▸ **YOUR OBJECTIVE**: Locate each line containing the string "with" and copy it out.

▸ **EXCERPTED RECORDS**:
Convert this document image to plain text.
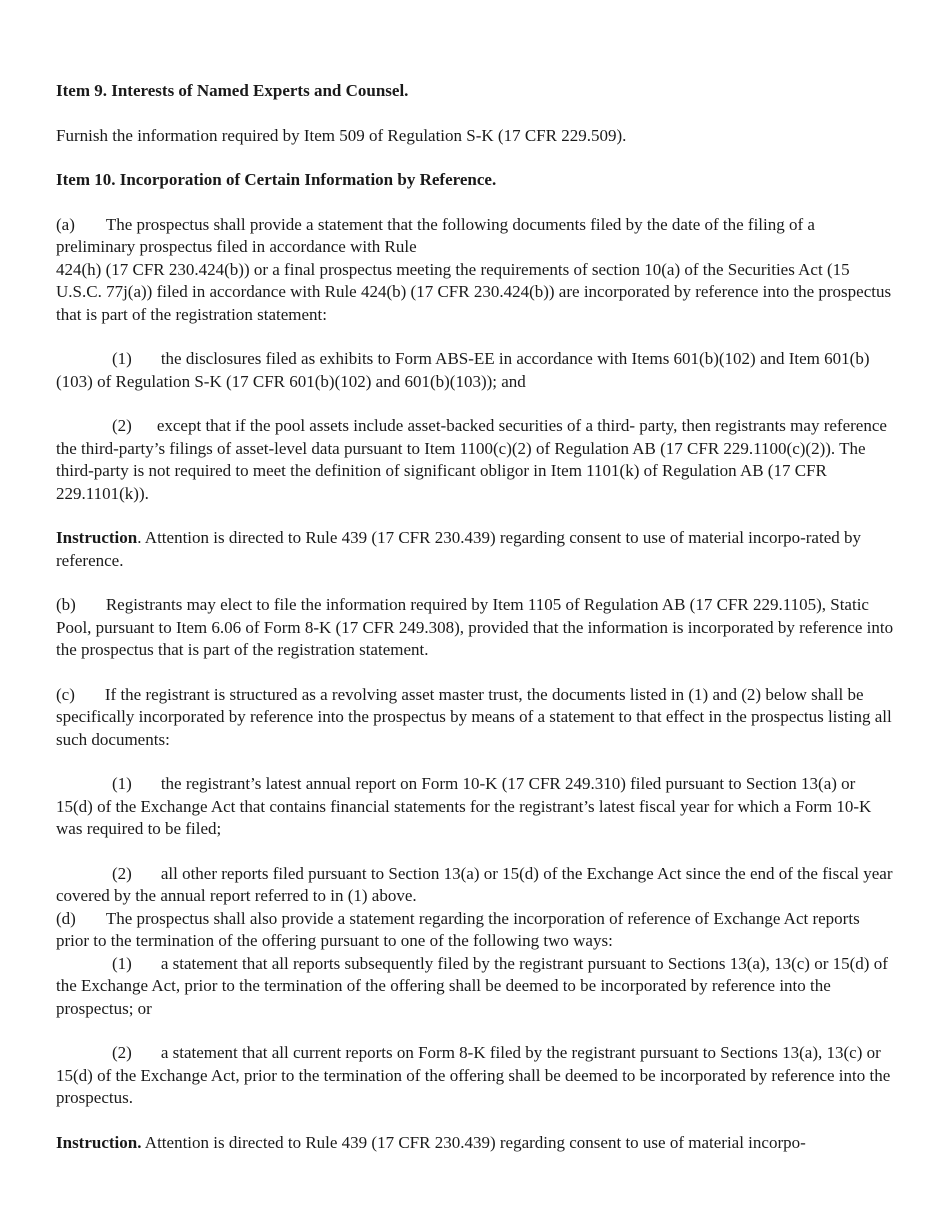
Item 9. Interests of Named Experts and Counsel.

Furnish the information required by Item 509 of Regulation S-K (17 CFR 229.509).

Item 10. Incorporation of Certain Information by Reference.

(a) The prospectus shall provide a statement that the following documents filed by the date of the filing of a preliminary prospectus filed in accordance with Rule

424(h) (17 CFR 230.424(b)) or a final prospectus meeting the requirements of section 10(a) of the Securities Act (15 U.S.C. 77j(a)) filed in accordance with Rule 424(b) (17 CFR 230.424(b)) are incorporated by reference into the prospectus that is part of the registration statement:

(1) the disclosures filed as exhibits to Form ABS-EE in accordance with Items 601(b)(102) and Item 601(b)(103) of Regulation S-K (17 CFR 601(b)(102) and 601(b)(103)); and

(2) except that if the pool assets include asset-backed securities of a third- party, then registrants may reference the third-party’s filings of asset-level data pursuant to Item 1100(c)(2) of Regulation AB (17 CFR 229.1100(c)(2)). The third-party is not required to meet the definition of significant obligor in Item 1101(k) of Regulation AB (17 CFR

229.1101(k)).

Instruction. Attention is directed to Rule 439 (17 CFR 230.439) regarding consent to use of material incorpo-rated by reference.

(b) Registrants may elect to file the information required by Item 1105 of Regulation AB (17 CFR 229.1105), Static Pool, pursuant to Item 6.06 of Form 8-K (17 CFR 249.308), provided that the information is incorporated by reference into the prospectus that is part of the registration statement.

(c) If the registrant is structured as a revolving asset master trust, the documents listed in (1) and (2) below shall be specifically incorporated by reference into the prospectus by means of a statement to that effect in the prospectus listing all such documents:

(1) the registrant’s latest annual report on Form 10-K (17 CFR 249.310) filed pursuant to Section 13(a) or 15(d) of the Exchange Act that contains financial statements for the registrant’s latest fiscal year for which a Form 10-K was required to be filed;

(2) all other reports filed pursuant to Section 13(a) or 15(d) of the Exchange Act since the end of the fiscal year covered by the annual report referred to in (1) above.

(d) The prospectus shall also provide a statement regarding the incorporation of reference of Exchange Act reports prior to the termination of the offering pursuant to one of the following two ways:

(1) a statement that all reports subsequently filed by the registrant pursuant to Sections 13(a), 13(c) or 15(d) of the Exchange Act, prior to the termination of the offering shall be deemed to be incorporated by reference into the prospectus; or

(2) a statement that all current reports on Form 8-K filed by the registrant pursuant to Sections 13(a), 13(c) or 15(d) of the Exchange Act, prior to the termination of the offering shall be deemed to be incorporated by reference into the prospectus.

Instruction. Attention is directed to Rule 439 (17 CFR 230.439) regarding consent to use of material incorpo-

▸ **COMPLETED EXERCISE**:
(a) The prospectus shall provide a statement that the following documents filed by the date of the filing of a preliminary prospectus filed in accordance with Rule
424(h) (17 CFR 230.424(b)) or a final prospectus meeting the requirements of section 10(a) of the Securities Act (15 U.S.C. 77j(a)) filed in accordance with Rule 424(b) (17 CFR 230.424(b)) are incorporated by reference into the prospectus that is part of the registration statement:
(1) the disclosures filed as exhibits to Form ABS-EE in accordance with Items 601(b)(102) and Item 601(b)(103) of Regulation S-K (17 CFR 601(b)(102) and 601(b)(103)); and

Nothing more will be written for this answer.